[START]
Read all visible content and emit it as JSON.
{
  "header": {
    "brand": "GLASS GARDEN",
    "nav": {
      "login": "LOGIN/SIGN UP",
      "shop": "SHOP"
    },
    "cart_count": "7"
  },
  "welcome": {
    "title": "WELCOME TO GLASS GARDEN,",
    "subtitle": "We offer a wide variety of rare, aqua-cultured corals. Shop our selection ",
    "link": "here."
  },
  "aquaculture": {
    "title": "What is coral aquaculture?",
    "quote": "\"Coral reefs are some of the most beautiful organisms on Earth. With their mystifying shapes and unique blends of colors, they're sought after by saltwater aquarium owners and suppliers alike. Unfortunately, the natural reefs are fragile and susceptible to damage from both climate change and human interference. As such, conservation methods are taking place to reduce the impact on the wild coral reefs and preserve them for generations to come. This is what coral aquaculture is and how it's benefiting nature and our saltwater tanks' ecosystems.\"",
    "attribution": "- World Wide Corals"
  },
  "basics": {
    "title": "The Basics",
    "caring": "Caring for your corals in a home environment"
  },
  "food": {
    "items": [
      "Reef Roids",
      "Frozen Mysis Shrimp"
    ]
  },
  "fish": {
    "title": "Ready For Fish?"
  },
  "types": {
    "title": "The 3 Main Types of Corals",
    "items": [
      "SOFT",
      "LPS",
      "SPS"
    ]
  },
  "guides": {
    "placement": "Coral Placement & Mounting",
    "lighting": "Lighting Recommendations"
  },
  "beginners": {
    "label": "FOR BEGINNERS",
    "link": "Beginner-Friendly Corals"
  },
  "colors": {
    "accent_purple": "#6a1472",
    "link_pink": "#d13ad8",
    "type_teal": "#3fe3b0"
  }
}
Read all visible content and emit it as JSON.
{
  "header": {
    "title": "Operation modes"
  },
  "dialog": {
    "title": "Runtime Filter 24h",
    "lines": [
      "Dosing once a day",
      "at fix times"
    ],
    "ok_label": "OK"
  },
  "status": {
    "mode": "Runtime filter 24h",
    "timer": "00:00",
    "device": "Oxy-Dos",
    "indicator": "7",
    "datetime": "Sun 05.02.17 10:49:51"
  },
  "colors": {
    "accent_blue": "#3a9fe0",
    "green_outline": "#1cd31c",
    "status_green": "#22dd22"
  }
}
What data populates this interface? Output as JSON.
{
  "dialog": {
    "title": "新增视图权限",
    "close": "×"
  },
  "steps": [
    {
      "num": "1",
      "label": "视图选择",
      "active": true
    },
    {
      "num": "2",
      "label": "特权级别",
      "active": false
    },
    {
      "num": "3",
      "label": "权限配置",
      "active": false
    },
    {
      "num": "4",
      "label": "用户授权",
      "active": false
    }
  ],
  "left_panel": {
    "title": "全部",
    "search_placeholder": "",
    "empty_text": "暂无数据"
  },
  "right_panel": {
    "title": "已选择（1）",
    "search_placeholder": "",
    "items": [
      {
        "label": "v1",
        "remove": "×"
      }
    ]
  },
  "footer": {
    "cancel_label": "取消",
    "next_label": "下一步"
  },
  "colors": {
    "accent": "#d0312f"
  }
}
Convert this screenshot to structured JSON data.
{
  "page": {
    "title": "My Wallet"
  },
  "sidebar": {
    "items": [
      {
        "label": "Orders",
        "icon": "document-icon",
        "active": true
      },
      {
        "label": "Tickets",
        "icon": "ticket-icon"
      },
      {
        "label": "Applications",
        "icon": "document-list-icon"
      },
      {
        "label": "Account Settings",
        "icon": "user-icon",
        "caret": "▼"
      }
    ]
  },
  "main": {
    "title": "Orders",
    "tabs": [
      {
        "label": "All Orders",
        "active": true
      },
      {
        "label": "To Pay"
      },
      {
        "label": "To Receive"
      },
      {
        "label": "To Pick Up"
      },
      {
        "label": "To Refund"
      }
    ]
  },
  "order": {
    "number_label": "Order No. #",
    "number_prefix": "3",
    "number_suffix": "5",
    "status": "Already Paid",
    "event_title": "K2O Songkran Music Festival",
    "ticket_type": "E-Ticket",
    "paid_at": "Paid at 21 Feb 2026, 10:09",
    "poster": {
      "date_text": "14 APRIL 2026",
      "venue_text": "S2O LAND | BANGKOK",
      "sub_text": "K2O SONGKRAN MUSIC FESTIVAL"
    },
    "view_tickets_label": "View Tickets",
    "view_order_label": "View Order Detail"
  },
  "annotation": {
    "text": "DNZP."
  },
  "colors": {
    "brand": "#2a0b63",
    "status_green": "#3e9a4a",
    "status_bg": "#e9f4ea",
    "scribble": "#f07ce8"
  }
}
[END]
Tally the lines above that contain the word "GARDEN", and reply with only the number.

2